REQUIREMENT:
Give the count of lines that include the string "Reflection". Add nothing to it.

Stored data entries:
○ ○ ○ ○ ○ ○ ○

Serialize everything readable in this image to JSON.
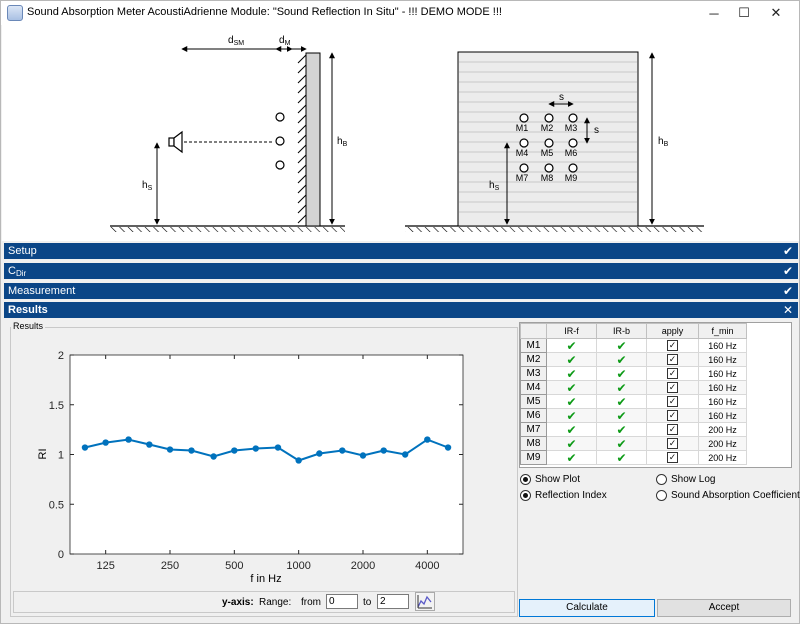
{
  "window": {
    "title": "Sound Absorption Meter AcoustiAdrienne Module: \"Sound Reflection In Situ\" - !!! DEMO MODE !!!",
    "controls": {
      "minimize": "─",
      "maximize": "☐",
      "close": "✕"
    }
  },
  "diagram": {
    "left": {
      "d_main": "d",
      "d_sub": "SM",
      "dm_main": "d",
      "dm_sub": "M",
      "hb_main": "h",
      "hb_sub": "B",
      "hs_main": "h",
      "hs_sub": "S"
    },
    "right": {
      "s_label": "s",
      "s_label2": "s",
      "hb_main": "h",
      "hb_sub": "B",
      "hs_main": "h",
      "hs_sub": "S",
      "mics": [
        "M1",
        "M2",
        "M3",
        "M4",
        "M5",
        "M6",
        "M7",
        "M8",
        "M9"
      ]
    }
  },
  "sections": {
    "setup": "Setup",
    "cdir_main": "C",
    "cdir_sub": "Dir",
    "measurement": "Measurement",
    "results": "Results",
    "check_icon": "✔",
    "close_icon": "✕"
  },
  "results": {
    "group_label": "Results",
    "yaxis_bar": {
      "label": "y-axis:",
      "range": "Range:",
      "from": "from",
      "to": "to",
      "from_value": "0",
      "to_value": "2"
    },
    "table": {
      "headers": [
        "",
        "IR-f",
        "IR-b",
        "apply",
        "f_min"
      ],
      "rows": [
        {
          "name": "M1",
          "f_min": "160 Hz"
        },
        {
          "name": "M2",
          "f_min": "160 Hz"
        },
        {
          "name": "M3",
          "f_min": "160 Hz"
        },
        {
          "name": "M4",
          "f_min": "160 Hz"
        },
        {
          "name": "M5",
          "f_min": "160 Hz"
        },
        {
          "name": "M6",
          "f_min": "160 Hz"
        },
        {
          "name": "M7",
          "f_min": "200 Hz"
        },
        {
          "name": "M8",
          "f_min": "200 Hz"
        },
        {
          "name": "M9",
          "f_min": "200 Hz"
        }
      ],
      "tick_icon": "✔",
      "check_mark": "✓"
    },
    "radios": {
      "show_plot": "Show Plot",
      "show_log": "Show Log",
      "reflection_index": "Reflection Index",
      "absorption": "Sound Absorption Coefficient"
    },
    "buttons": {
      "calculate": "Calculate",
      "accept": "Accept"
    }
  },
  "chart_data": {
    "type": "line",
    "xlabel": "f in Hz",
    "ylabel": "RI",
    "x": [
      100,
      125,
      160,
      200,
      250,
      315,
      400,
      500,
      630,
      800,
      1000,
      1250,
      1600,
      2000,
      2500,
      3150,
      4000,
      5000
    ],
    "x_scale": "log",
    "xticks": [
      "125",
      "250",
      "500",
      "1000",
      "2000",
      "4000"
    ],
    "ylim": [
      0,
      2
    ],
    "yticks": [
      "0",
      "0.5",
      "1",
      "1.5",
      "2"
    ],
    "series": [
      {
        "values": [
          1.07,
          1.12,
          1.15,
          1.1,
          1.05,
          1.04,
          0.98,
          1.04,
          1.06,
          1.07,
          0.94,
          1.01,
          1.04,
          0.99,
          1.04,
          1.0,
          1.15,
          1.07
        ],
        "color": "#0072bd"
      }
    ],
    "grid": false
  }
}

○ ○ ○ ○ ○ ○ ○

EXERCISE ANSWER:
2